[Extracted data entries]
───
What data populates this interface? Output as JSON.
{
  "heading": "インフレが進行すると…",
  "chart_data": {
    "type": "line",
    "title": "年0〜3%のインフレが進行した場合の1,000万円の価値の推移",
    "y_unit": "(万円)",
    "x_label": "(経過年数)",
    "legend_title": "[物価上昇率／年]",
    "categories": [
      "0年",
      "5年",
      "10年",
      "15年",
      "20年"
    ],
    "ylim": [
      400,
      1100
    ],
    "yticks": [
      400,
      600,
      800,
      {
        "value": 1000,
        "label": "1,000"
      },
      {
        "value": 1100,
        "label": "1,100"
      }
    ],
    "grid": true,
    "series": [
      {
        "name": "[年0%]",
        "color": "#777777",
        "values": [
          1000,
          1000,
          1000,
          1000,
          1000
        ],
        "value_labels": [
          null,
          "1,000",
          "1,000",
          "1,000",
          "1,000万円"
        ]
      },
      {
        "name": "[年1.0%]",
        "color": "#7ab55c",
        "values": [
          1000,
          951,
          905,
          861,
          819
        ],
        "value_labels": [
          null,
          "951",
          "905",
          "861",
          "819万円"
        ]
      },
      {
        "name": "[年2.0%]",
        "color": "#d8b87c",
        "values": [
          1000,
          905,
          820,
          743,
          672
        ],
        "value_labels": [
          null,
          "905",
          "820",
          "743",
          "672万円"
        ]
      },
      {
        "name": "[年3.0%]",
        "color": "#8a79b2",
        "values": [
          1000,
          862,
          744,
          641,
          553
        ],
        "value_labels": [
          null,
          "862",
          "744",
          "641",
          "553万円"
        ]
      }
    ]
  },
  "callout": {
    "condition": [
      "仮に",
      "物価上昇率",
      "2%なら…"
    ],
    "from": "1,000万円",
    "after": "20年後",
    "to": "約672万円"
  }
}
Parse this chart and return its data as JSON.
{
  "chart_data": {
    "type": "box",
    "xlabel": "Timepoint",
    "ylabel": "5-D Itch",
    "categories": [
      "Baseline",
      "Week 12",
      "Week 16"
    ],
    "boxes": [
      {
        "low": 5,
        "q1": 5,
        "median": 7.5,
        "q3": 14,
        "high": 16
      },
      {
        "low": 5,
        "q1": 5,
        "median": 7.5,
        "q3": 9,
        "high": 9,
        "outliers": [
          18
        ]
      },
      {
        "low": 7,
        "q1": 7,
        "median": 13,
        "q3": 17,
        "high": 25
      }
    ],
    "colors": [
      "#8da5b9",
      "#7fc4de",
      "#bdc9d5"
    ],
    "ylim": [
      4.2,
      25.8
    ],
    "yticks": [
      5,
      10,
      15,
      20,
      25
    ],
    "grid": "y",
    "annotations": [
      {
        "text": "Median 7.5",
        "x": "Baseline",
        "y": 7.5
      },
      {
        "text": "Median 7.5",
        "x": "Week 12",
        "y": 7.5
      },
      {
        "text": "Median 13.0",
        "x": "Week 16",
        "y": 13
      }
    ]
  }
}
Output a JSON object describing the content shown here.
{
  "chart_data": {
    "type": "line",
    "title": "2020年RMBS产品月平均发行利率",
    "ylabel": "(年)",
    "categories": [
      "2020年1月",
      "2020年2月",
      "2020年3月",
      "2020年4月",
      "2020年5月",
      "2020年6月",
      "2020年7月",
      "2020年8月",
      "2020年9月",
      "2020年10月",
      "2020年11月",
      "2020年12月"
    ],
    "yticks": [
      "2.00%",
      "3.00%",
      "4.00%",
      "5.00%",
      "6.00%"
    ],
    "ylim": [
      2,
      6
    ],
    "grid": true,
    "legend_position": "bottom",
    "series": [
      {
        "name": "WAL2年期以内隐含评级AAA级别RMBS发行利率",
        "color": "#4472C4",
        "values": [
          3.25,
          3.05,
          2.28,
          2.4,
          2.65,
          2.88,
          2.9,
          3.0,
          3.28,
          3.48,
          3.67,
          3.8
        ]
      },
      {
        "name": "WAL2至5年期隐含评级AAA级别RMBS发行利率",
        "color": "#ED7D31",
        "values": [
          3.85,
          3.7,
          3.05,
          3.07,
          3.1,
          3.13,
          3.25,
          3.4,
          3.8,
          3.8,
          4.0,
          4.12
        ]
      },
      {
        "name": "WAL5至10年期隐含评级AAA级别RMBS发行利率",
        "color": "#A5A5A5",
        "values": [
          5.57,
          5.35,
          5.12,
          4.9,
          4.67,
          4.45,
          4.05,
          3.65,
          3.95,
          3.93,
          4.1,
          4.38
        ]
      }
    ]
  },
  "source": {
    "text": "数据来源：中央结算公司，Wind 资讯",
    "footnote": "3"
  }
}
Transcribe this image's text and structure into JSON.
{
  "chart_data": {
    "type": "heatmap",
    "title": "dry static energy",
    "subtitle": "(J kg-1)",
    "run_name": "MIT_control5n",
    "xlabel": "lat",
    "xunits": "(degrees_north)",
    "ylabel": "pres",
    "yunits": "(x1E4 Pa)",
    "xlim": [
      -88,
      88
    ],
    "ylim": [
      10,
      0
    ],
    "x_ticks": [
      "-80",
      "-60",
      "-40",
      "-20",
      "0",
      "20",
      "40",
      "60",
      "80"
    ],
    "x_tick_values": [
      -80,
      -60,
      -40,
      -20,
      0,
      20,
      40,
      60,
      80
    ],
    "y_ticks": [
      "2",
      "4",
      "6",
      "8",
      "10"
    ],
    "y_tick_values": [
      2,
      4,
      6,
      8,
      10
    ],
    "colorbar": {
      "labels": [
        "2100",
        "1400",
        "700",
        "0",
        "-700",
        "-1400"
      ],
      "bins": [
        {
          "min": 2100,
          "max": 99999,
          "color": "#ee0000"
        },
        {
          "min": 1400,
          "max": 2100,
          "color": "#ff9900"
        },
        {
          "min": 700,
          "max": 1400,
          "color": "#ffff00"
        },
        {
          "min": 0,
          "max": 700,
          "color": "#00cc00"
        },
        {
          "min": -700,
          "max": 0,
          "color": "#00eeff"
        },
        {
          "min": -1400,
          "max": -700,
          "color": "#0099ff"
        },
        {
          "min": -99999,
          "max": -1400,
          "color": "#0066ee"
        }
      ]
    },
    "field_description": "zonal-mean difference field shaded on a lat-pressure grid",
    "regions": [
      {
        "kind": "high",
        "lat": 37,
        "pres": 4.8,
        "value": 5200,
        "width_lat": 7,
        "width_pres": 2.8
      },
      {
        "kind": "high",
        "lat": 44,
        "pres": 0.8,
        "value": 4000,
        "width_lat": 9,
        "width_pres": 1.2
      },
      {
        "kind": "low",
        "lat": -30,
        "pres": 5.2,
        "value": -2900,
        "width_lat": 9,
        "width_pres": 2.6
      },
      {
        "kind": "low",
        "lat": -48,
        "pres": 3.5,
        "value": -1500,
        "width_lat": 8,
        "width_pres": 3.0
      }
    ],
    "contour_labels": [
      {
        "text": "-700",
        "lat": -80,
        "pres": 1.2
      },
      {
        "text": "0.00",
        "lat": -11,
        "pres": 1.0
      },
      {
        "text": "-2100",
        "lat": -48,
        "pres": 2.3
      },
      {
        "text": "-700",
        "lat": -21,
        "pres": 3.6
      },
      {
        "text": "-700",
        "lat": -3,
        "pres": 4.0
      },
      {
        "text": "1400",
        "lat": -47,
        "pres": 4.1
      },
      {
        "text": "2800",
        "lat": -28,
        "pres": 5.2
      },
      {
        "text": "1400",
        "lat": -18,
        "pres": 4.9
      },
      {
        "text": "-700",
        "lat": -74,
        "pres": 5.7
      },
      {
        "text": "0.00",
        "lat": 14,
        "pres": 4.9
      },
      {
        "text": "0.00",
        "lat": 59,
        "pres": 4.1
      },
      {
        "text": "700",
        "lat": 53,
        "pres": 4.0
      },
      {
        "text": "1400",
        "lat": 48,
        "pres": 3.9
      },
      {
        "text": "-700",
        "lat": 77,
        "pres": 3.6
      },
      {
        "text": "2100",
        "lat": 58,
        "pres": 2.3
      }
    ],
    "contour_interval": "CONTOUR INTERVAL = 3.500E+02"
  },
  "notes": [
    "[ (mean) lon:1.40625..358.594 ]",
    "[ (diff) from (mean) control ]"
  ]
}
───
◆ Problem to solve:
Show the lines of the records that include the string "type".

◆ Full solution:
    "type": "line",
    "type": "box",
    "type": "line",
    "type": "heatmap",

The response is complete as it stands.